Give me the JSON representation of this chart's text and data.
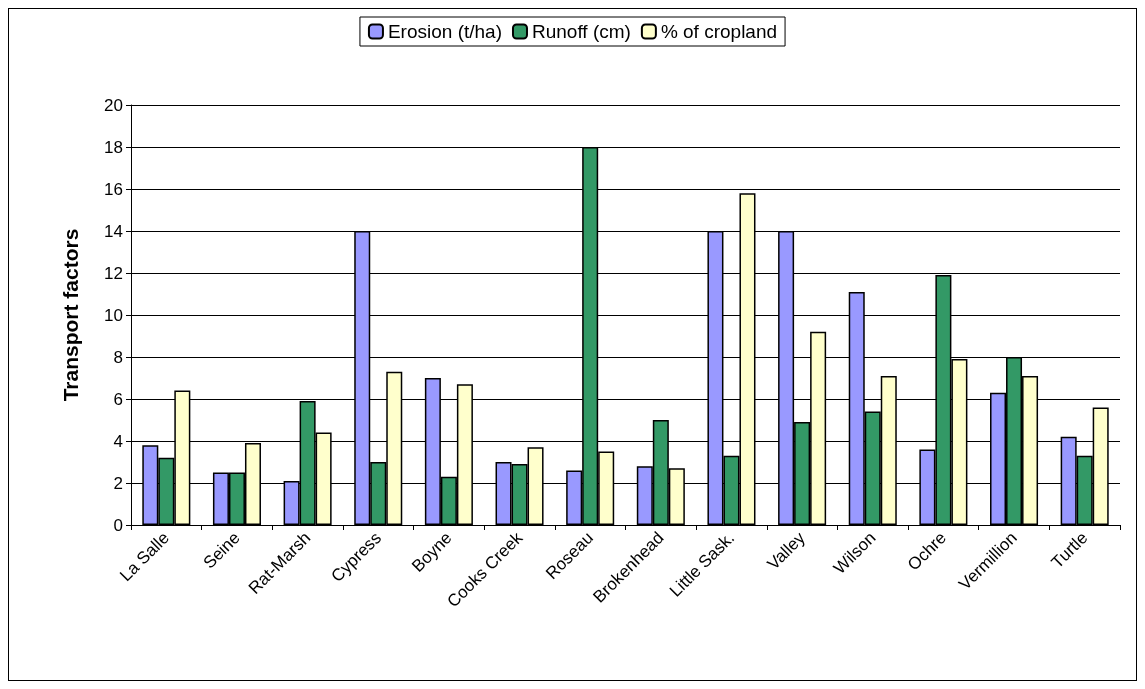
{
  "chart_data": {
    "type": "bar",
    "ylabel": "Transport factors",
    "categories": [
      "La Salle",
      "Seine",
      "Rat-Marsh",
      "Cypress",
      "Boyne",
      "Cooks Creek",
      "Roseau",
      "Brokenhead",
      "Little Sask.",
      "Valley",
      "Wilson",
      "Ochre",
      "Vermillion",
      "Turtle"
    ],
    "series": [
      {
        "name": "Erosion (t/ha)",
        "color": "#9999ff",
        "values": [
          3.8,
          2.5,
          2.1,
          14,
          7.0,
          3.0,
          2.6,
          2.8,
          14,
          14,
          11.1,
          3.6,
          6.3,
          4.2
        ]
      },
      {
        "name": "Runoff (cm)",
        "color": "#339966",
        "values": [
          3.2,
          2.5,
          5.9,
          3.0,
          2.3,
          2.9,
          18,
          5.0,
          3.3,
          4.9,
          5.4,
          11.9,
          8.0,
          3.3
        ]
      },
      {
        "name": "% of cropland",
        "color": "#ffffcc",
        "values": [
          6.4,
          3.9,
          4.4,
          7.3,
          6.7,
          3.7,
          3.5,
          2.7,
          15.8,
          9.2,
          7.1,
          7.9,
          7.1,
          5.6
        ]
      }
    ],
    "ylim": [
      0,
      20
    ],
    "yticks": [
      0,
      2,
      4,
      6,
      8,
      10,
      12,
      14,
      16,
      18,
      20
    ],
    "grid": "y",
    "legend": "top"
  }
}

-- Problem to solve --
All of the data above should be transcribed verbatim, with pictures omitted.

-- Problem solution --
Give me the JSON representation of this chart's text and data.
{
  "chart_data": {
    "type": "bar",
    "ylabel": "Transport factors",
    "categories": [
      "La Salle",
      "Seine",
      "Rat-Marsh",
      "Cypress",
      "Boyne",
      "Cooks Creek",
      "Roseau",
      "Brokenhead",
      "Little Sask.",
      "Valley",
      "Wilson",
      "Ochre",
      "Vermillion",
      "Turtle"
    ],
    "series": [
      {
        "name": "Erosion (t/ha)",
        "color": "#9999ff",
        "values": [
          3.8,
          2.5,
          2.1,
          14,
          7.0,
          3.0,
          2.6,
          2.8,
          14,
          14,
          11.1,
          3.6,
          6.3,
          4.2
        ]
      },
      {
        "name": "Runoff (cm)",
        "color": "#339966",
        "values": [
          3.2,
          2.5,
          5.9,
          3.0,
          2.3,
          2.9,
          18,
          5.0,
          3.3,
          4.9,
          5.4,
          11.9,
          8.0,
          3.3
        ]
      },
      {
        "name": "% of cropland",
        "color": "#ffffcc",
        "values": [
          6.4,
          3.9,
          4.4,
          7.3,
          6.7,
          3.7,
          3.5,
          2.7,
          15.8,
          9.2,
          7.1,
          7.9,
          7.1,
          5.6
        ]
      }
    ],
    "ylim": [
      0,
      20
    ],
    "yticks": [
      0,
      2,
      4,
      6,
      8,
      10,
      12,
      14,
      16,
      18,
      20
    ],
    "grid": "y",
    "legend": "top"
  }
}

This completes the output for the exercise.